▸ **Supplied information**
(begin)

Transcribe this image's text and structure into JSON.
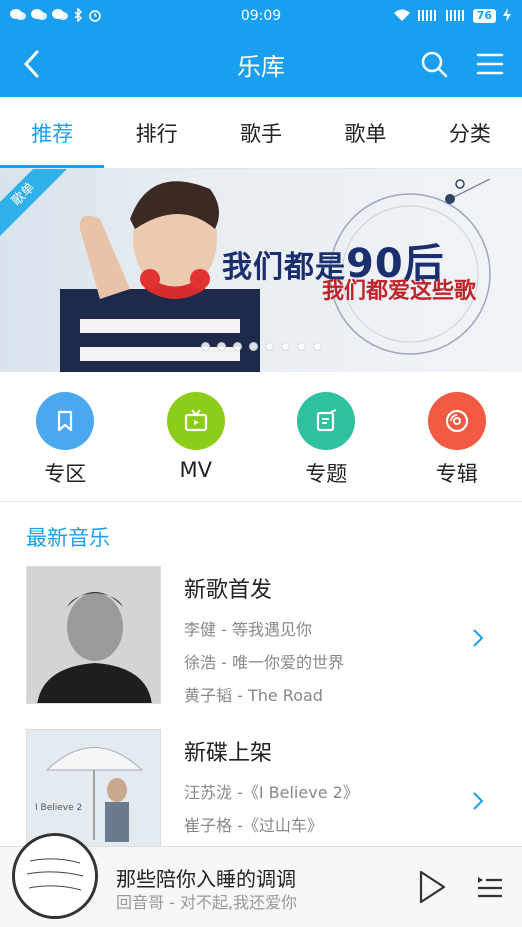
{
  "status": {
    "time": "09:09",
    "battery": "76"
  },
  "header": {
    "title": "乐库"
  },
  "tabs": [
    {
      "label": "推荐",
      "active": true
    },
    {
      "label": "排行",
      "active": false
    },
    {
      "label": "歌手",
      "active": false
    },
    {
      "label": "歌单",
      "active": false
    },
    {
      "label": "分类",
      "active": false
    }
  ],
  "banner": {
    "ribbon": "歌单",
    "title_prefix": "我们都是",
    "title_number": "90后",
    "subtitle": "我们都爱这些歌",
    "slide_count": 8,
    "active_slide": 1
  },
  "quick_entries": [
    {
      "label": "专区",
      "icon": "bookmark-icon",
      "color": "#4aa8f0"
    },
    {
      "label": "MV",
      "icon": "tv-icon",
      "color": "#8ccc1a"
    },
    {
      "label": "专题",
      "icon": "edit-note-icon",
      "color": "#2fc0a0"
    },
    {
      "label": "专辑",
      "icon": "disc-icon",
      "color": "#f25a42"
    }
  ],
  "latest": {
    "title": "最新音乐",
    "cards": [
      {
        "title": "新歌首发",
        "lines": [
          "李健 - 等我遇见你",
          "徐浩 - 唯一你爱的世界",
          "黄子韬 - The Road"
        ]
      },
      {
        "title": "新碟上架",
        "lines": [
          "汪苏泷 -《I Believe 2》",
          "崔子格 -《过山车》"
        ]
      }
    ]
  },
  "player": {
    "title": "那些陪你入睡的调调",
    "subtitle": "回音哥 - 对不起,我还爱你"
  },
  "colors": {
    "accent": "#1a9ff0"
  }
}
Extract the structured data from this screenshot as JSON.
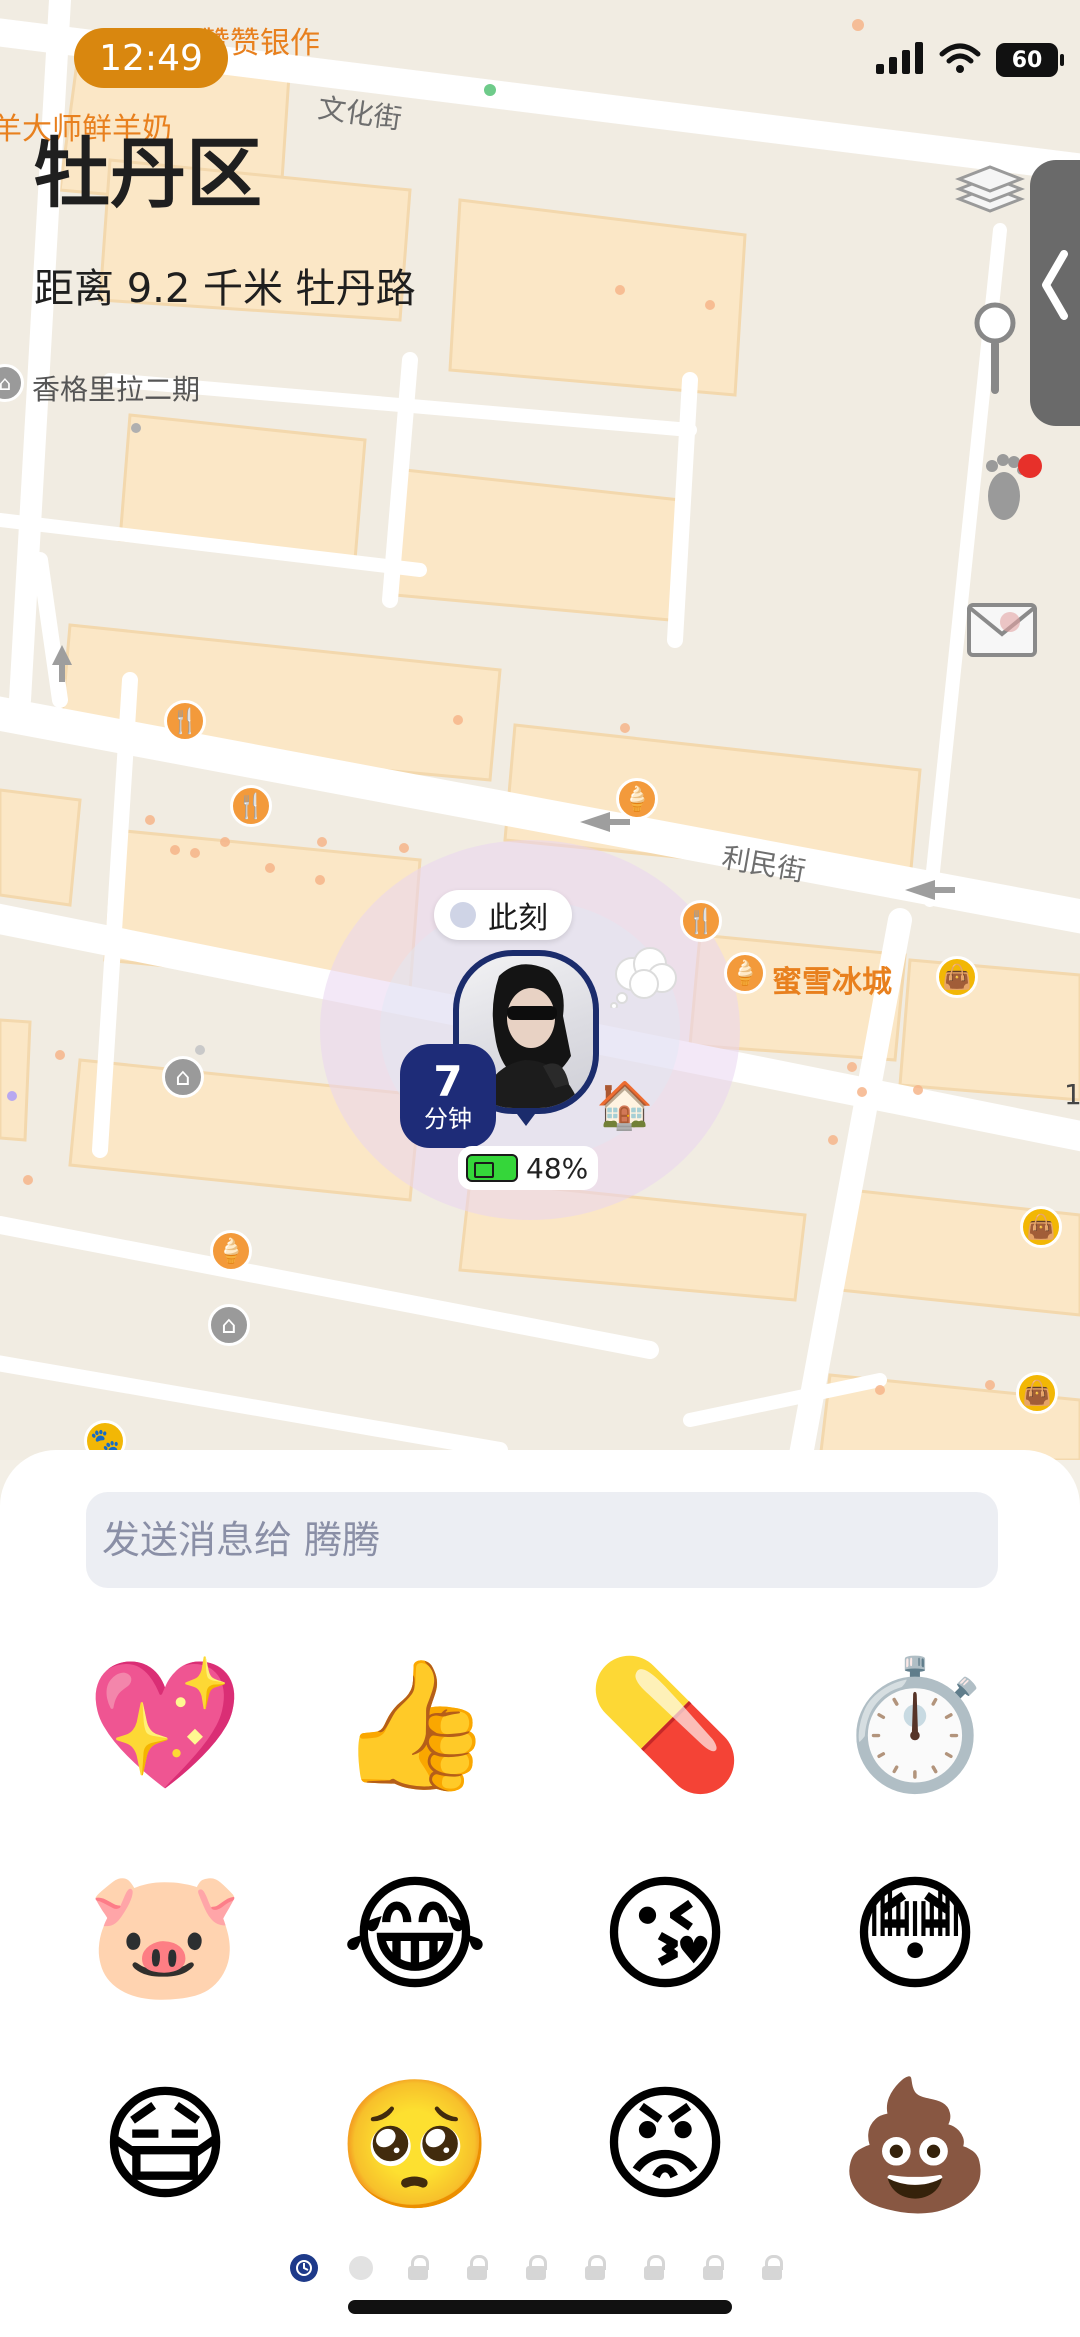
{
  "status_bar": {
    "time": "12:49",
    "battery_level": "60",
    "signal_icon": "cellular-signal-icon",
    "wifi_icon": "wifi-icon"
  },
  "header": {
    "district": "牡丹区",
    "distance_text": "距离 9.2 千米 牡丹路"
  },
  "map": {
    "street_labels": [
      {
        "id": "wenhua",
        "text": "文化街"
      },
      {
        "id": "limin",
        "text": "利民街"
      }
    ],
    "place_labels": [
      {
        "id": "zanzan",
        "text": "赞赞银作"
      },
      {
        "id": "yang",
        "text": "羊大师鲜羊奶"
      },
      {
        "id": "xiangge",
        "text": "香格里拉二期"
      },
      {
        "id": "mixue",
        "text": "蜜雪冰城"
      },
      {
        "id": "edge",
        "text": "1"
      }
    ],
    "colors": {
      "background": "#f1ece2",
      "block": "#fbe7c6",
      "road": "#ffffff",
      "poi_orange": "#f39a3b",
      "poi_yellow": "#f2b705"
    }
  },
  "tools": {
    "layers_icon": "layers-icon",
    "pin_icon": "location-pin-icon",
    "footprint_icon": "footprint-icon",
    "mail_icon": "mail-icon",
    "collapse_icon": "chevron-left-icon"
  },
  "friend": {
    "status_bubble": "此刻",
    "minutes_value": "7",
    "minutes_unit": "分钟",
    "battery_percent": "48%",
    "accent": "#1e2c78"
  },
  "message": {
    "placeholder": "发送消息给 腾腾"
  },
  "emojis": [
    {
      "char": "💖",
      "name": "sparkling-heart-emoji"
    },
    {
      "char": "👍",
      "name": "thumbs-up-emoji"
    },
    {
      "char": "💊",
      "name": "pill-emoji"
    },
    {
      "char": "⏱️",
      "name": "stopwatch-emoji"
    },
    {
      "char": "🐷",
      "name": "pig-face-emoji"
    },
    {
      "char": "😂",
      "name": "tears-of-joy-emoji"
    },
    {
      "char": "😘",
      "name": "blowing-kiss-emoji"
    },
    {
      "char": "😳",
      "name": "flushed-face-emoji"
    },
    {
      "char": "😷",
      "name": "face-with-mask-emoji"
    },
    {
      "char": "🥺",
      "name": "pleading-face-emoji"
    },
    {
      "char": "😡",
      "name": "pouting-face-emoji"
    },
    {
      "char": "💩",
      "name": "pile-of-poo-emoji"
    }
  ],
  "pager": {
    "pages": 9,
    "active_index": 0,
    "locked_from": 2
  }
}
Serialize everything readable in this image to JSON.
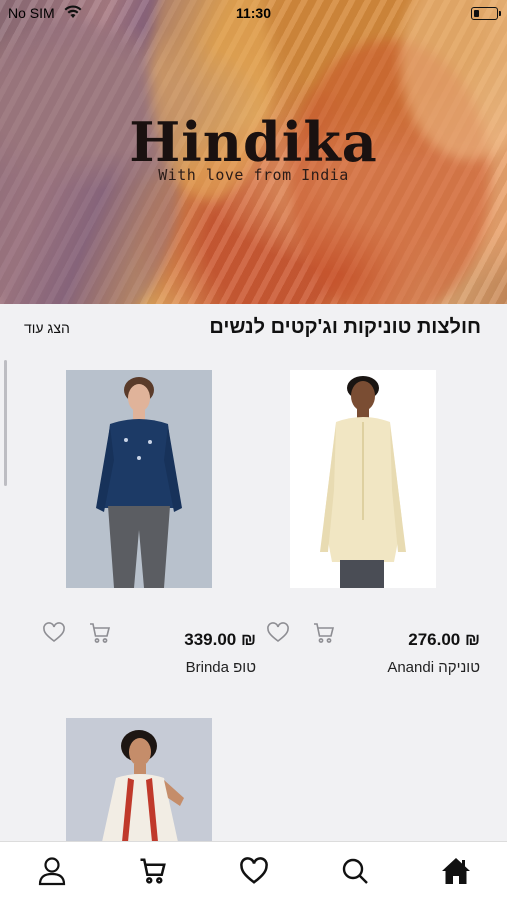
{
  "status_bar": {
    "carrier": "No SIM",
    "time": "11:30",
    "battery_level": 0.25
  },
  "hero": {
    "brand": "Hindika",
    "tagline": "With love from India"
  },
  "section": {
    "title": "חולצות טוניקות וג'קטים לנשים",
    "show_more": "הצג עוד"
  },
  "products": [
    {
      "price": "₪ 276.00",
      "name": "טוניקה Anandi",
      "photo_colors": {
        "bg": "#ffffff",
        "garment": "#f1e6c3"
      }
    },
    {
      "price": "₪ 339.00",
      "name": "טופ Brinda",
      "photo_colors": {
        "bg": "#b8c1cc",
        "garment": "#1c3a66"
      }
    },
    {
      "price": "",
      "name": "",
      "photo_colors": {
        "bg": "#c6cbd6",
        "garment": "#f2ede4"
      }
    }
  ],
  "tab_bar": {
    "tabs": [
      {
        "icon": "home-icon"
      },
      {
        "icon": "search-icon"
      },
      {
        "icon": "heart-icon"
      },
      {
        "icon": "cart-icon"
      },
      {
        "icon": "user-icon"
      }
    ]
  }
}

(end)

▸ **Given task**
Your copy of the data should match it exactly, except that pictures are left out.

▸ **Reply to the task**
Transcribe this image's text and structure into JSON.
{
  "status": {
    "time": "09:09",
    "battery": "76"
  },
  "header": {
    "title": "乐库"
  },
  "tabs": [
    {
      "label": "推荐",
      "active": true
    },
    {
      "label": "排行",
      "active": false
    },
    {
      "label": "歌手",
      "active": false
    },
    {
      "label": "歌单",
      "active": false
    },
    {
      "label": "分类",
      "active": false
    }
  ],
  "banner": {
    "ribbon": "歌单",
    "title_prefix": "我们都是",
    "title_number": "90后",
    "subtitle": "我们都爱这些歌",
    "slide_count": 8,
    "active_slide": 1
  },
  "quick_entries": [
    {
      "label": "专区",
      "icon": "bookmark-icon",
      "color": "#4aa8f0"
    },
    {
      "label": "MV",
      "icon": "tv-icon",
      "color": "#8ccc1a"
    },
    {
      "label": "专题",
      "icon": "edit-note-icon",
      "color": "#2fc0a0"
    },
    {
      "label": "专辑",
      "icon": "disc-icon",
      "color": "#f25a42"
    }
  ],
  "latest": {
    "title": "最新音乐",
    "cards": [
      {
        "title": "新歌首发",
        "lines": [
          "李健 - 等我遇见你",
          "徐浩 - 唯一你爱的世界",
          "黄子韬 - The Road"
        ]
      },
      {
        "title": "新碟上架",
        "lines": [
          "汪苏泷 -《I Believe 2》",
          "崔子格 -《过山车》"
        ]
      }
    ]
  },
  "player": {
    "title": "那些陪你入睡的调调",
    "subtitle": "回音哥 - 对不起,我还爱你"
  },
  "colors": {
    "accent": "#1a9ff0"
  }
}
Extract the structured data from this screenshot as JSON.
{
  "status_bar": {
    "time": "12:49",
    "battery_level": "60",
    "signal_icon": "cellular-signal-icon",
    "wifi_icon": "wifi-icon"
  },
  "header": {
    "district": "牡丹区",
    "distance_text": "距离 9.2 千米 牡丹路"
  },
  "map": {
    "street_labels": [
      {
        "id": "wenhua",
        "text": "文化街"
      },
      {
        "id": "limin",
        "text": "利民街"
      }
    ],
    "place_labels": [
      {
        "id": "zanzan",
        "text": "赞赞银作"
      },
      {
        "id": "yang",
        "text": "羊大师鲜羊奶"
      },
      {
        "id": "xiangge",
        "text": "香格里拉二期"
      },
      {
        "id": "mixue",
        "text": "蜜雪冰城"
      },
      {
        "id": "edge",
        "text": "1"
      }
    ],
    "colors": {
      "background": "#f1ece2",
      "block": "#fbe7c6",
      "road": "#ffffff",
      "poi_orange": "#f39a3b",
      "poi_yellow": "#f2b705"
    }
  },
  "tools": {
    "layers_icon": "layers-icon",
    "pin_icon": "location-pin-icon",
    "footprint_icon": "footprint-icon",
    "mail_icon": "mail-icon",
    "collapse_icon": "chevron-left-icon"
  },
  "friend": {
    "status_bubble": "此刻",
    "minutes_value": "7",
    "minutes_unit": "分钟",
    "battery_percent": "48%",
    "accent": "#1e2c78"
  },
  "message": {
    "placeholder": "发送消息给 腾腾"
  },
  "emojis": [
    {
      "char": "💖",
      "name": "sparkling-heart-emoji"
    },
    {
      "char": "👍",
      "name": "thumbs-up-emoji"
    },
    {
      "char": "💊",
      "name": "pill-emoji"
    },
    {
      "char": "⏱️",
      "name": "stopwatch-emoji"
    },
    {
      "char": "🐷",
      "name": "pig-face-emoji"
    },
    {
      "char": "😂",
      "name": "tears-of-joy-emoji"
    },
    {
      "char": "😘",
      "name": "blowing-kiss-emoji"
    },
    {
      "char": "😳",
      "name": "flushed-face-emoji"
    },
    {
      "char": "😷",
      "name": "face-with-mask-emoji"
    },
    {
      "char": "🥺",
      "name": "pleading-face-emoji"
    },
    {
      "char": "😡",
      "name": "pouting-face-emoji"
    },
    {
      "char": "💩",
      "name": "pile-of-poo-emoji"
    }
  ],
  "pager": {
    "pages": 9,
    "active_index": 0,
    "locked_from": 2
  }
}
Serialize everything readable in this image to JSON.
{
  "status_bar": {
    "carrier": "No SIM",
    "time": "11:30",
    "battery_level": 0.25
  },
  "hero": {
    "brand": "Hindika",
    "tagline": "With love from India"
  },
  "section": {
    "title": "חולצות טוניקות וג'קטים לנשים",
    "show_more": "הצג עוד"
  },
  "products": [
    {
      "price": "₪ 276.00",
      "name": "טוניקה Anandi",
      "photo_colors": {
        "bg": "#ffffff",
        "garment": "#f1e6c3"
      }
    },
    {
      "price": "₪ 339.00",
      "name": "טופ Brinda",
      "photo_colors": {
        "bg": "#b8c1cc",
        "garment": "#1c3a66"
      }
    },
    {
      "price": "",
      "name": "",
      "photo_colors": {
        "bg": "#c6cbd6",
        "garment": "#f2ede4"
      }
    }
  ],
  "tab_bar": {
    "tabs": [
      {
        "icon": "home-icon"
      },
      {
        "icon": "search-icon"
      },
      {
        "icon": "heart-icon"
      },
      {
        "icon": "cart-icon"
      },
      {
        "icon": "user-icon"
      }
    ]
  }
}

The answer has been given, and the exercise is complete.